## [Task goal]
Select lines where the word "them" appears.

## [Exercise material]
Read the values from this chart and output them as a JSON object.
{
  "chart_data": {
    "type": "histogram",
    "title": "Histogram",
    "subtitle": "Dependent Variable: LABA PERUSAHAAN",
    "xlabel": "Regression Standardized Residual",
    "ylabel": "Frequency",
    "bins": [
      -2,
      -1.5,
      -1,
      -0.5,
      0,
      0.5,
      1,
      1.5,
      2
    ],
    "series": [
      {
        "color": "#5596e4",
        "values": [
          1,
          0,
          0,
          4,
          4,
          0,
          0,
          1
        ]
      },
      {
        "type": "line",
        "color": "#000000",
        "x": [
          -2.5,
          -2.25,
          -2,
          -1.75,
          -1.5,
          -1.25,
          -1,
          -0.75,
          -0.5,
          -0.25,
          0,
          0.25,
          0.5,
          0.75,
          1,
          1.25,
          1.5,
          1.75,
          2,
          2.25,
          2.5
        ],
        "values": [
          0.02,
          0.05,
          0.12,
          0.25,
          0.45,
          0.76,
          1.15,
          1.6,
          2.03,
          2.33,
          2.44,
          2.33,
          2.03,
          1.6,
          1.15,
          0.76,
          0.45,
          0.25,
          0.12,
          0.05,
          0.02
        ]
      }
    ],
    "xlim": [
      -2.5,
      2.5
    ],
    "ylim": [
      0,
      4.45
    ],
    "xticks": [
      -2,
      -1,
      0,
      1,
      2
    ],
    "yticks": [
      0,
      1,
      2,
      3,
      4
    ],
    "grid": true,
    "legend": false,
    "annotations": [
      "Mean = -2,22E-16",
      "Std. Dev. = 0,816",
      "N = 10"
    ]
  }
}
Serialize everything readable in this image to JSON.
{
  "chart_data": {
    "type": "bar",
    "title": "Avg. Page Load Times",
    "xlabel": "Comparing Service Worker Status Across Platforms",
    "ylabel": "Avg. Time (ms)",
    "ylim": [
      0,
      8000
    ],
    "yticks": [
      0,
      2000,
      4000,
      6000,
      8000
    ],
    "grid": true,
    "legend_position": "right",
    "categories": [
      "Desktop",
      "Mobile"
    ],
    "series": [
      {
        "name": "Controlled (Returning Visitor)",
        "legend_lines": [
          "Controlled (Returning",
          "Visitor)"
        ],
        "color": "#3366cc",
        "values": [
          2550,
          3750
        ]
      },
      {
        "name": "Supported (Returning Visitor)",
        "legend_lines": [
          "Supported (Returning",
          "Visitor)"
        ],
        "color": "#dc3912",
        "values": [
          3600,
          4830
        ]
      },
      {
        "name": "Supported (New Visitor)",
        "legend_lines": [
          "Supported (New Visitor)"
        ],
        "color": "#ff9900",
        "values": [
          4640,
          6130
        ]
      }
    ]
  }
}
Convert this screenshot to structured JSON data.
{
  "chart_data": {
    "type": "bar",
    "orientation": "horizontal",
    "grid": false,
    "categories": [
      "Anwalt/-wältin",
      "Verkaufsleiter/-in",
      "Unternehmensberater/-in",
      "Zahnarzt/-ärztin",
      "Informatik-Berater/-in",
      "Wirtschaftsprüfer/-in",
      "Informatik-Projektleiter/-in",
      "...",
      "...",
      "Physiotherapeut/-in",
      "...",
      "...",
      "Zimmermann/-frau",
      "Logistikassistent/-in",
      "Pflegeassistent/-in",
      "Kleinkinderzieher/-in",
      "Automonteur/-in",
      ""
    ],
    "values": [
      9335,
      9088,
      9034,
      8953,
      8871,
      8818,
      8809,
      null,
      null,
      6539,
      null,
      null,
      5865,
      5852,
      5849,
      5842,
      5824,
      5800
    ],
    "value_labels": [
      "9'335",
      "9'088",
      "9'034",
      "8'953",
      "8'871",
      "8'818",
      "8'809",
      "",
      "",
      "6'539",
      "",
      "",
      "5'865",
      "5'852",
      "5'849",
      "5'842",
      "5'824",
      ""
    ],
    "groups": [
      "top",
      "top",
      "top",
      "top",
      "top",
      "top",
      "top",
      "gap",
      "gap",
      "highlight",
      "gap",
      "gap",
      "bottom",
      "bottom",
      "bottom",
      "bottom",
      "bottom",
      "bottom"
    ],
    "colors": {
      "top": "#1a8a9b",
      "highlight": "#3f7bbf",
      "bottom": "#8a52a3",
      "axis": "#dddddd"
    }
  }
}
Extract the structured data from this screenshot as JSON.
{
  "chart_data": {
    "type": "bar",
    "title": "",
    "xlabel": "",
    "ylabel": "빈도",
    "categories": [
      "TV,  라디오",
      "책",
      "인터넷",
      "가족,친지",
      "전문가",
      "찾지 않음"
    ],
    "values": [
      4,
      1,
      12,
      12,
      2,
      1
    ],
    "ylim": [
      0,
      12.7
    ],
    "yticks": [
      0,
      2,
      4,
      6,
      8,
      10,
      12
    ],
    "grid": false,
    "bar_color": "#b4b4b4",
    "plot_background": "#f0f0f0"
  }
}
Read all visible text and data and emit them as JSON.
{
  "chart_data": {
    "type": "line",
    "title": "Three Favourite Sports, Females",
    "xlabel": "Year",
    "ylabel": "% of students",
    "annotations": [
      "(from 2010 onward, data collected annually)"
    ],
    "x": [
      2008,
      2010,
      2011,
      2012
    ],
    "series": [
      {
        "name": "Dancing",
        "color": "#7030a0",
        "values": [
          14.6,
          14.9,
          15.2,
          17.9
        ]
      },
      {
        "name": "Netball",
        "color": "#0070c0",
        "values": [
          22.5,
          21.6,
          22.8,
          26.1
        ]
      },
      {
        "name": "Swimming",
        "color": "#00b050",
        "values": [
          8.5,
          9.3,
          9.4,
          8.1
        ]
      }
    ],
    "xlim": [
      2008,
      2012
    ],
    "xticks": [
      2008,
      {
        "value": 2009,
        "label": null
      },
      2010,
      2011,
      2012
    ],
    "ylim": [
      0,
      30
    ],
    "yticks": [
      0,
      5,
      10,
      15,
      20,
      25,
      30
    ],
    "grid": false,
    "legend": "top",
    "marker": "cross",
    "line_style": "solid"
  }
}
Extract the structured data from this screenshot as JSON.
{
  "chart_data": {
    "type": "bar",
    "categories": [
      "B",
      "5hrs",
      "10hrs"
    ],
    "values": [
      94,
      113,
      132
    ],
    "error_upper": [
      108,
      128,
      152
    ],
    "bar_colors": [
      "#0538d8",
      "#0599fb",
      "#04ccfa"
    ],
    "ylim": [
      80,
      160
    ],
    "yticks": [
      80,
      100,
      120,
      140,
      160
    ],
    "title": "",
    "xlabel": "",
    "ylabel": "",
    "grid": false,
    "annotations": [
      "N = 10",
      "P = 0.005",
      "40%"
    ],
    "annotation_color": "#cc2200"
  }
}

## [Solved problem]
Read the values from this chart and output them as a JSON object.
Read all visible text and data and emit them as JSON.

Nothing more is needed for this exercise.